### Exercise text
○ ○ ○ ○ ○ ○ ○
We are supposed to believe, for the sake of a quick, shock-effect touch at the end, that, after two court trials had thoroughly publicized the events of the case, a character at the heart of the case would appear to be recycling the exact same modus operandi for future use. And so on.
The movie suffers badly under the relentless battering of these accumulated character and plot problems. Simply dismissing them, as some reviews do with an air of glib pseudo-sophistication, all-knowing cynicism, empty flippancy, or lazy, unintelligent flicking of the "not helpful" button on any review honest enough to point them out is not a serious response. Nor do they simply disappear because the movie inserts some attractive visuals, such as of bridges and lighthouses, or ramps up dramatic music (somewhat frantically and mechanically, starting about halfway through). Any meaningful review has to come to terms not only with the elements of the movie that are promising and likable but with the substantial flaws that prevent it from being satisfying.
about the movie final analysis....... 
2006-05-09 - I bought the code 1 of final analysis from Singapore video shop...hee hee and watch have watched it. The story is about two sister whom one of them is a killer and the other is a non killer where the killer finally fell to her death while trying to shoot investigating officer with a gun. (The killer is trying to tell the investigating officer a story and in the end killed his would be bridegroom to death with a dumbell, she later caught the investigating officer for finding out what caused her to kill and she decided to get rid of him). The other woman whom is the sister of the killer finally found a suitable boyfriend. A recommended buy....
Review by:
Ang Poon Kah
PhD (Prof) in political science from Cambridge University and NUS.
PhD (Prof) in Neuroscience from Cambridge University and NUS.
PhD (Prof) in Technology from Cambridge University and NUS.
PhD (Prof) in Security System from Cambridge University and NUS
PhD (Prof) in Computer from Cambridge University and NUS.
PhD (Prof) in film from Cambridge University and NUS.
PhD (Prof) in Business from Cambridge University and NUS.
PhD (Prof) in Electronics Engineering from Cambridge University and NUS.
Bachelor degree in computer studies from Techco University
Zakkers film director
Great Cast-Mediocre Movie 
2006-03-12 - Final Analysis was a bit of a disappointment, considering the makeup of the cast: Richard Gere, Kim Basinger, Uma Thurman, and Eric Roberts among others!
The movie brings to the screen the story of a psychiatrist who gets romantically involved with the sister of a young woman he is treating. There is more to the two sisters though than meets the eye...
The acting is surprisingly (!)... average, the plot is below average, while the dialogues are way below average.
The major setback is in relation to Richard Gere's character; he is not all that likable and I found myself from the start rooting for the "other side," which also means that I was very much disappointed with the ending...
Eric Robert's character, a raving lunatic of a gangster, was overly exaggerated to the point that it got tiring AND annoying very early on.
As for his being "Greek Orthodox," you will excuse me if I don't get the negative connotation (being from that neck of the woods and all....).
The acting was not that great either; Kim Basinger was unexpectedly (!) plain and bland.
As for the minor/supporting actors, this film does not seem to be their thing. Subsequently, they are not convincing in their roles.
In conclusion, the whole "romantic relationship" began way too quickly and too abruptly, while the last scenes at the pier, the subsequent kidnapping, and the lighthouse, were WEAK to say the least!
Though the potential for a great movie was definitely there it fails to take off. A shame really... No masterpiece here.
○ ○ ○ ○ ○ ○ ○
### Extracted data
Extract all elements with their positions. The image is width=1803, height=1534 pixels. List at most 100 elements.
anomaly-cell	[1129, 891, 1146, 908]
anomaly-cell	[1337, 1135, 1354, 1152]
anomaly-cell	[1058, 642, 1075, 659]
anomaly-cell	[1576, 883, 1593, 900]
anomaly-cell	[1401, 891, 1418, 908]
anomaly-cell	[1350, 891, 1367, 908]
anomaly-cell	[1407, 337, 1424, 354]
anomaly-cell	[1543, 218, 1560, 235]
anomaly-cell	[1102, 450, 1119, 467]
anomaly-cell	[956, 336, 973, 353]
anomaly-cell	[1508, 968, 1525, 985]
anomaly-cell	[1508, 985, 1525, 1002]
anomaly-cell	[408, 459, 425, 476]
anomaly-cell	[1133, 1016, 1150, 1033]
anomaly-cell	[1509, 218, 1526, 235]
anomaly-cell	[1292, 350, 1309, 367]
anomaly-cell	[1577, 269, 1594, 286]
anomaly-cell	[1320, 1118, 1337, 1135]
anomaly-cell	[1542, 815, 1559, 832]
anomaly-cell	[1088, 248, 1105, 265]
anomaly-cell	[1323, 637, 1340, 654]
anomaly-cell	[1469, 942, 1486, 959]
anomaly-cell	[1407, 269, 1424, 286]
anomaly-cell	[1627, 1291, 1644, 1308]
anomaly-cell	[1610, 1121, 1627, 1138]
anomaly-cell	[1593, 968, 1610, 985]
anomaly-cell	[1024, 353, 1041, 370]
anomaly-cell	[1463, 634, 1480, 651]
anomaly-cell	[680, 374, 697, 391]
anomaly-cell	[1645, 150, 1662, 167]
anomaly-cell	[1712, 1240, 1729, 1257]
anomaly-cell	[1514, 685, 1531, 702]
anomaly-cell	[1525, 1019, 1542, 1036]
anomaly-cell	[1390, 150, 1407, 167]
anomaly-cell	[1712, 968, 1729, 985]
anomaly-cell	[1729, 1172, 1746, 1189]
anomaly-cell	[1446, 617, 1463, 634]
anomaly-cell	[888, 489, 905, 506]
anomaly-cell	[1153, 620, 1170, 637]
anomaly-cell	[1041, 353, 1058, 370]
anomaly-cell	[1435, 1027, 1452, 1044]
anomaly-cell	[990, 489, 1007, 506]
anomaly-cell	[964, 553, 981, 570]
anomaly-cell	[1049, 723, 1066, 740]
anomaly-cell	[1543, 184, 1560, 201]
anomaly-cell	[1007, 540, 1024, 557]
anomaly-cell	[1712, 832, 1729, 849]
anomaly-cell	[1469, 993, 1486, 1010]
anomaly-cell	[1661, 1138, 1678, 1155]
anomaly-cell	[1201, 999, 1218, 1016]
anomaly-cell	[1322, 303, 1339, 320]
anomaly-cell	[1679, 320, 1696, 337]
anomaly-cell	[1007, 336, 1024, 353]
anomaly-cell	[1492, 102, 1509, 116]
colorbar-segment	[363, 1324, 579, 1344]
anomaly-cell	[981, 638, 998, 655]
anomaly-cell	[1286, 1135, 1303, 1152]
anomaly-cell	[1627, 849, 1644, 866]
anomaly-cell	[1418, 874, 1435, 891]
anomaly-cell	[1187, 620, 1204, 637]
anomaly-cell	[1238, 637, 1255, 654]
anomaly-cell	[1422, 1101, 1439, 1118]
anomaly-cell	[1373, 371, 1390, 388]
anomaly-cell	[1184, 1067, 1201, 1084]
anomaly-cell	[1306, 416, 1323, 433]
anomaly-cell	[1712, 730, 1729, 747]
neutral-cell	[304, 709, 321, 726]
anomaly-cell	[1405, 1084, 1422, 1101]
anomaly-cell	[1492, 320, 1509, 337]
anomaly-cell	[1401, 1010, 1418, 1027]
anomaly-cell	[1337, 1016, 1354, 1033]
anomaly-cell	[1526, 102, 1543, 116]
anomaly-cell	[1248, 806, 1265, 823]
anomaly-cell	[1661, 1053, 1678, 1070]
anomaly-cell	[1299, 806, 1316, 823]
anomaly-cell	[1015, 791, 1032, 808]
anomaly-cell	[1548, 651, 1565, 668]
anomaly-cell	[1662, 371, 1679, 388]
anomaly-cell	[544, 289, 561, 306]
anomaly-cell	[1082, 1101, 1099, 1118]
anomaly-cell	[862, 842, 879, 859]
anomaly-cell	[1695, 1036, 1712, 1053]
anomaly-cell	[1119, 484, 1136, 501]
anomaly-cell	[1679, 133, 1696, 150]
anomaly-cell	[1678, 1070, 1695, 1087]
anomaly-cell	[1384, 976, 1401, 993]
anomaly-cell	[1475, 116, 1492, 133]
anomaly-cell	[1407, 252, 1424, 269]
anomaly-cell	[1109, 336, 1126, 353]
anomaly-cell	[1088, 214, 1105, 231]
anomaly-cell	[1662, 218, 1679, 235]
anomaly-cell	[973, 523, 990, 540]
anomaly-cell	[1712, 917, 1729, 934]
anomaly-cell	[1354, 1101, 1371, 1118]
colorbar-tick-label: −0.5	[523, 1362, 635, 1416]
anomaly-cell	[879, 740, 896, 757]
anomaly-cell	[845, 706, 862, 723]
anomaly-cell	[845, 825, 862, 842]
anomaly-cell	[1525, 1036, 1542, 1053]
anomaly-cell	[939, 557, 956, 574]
○ ○ ○ ○ ○ ○ ○
### Parts of the exercise
- 1) Can you give the passage from the reviews of Final Analysis again, starting at "The acting is" and ending at "with the ending...", with "lines" substituted for "dialogues"?
- 2) Do these statements agree with the reviews of Final Analysis? Answer yes or no for each, quoting the deciding words.
(a) The review titled "Great Cast-Mediocre Movie" lists Uma Thurman in the cast.
(b) The review titled "about the movie final analysis" says the killer drowns at the end.
(c) The review titled "Great Cast-Mediocre Movie" calls Kim Basinger's performance strong.

### Responses by item number
- 1)
The acting is surprisingly (!)... average, the plot is below average, while the lines are way below average.
The major setback is in relation to Richard Gere's character; he is not all that likable and I found myself from the start rooting for the "other side," which also means that I was very much disappointed with the ending...

- 2)
(a) Yes: "Richard Gere, Kim Basinger, Uma Thurman, and Eric Roberts among others!"
(b) No: "the killer finally fell to her death while trying to shoot investigating officer with a gun"
(c) No: "Kim Basinger was unexpectedly (!) plain and bland."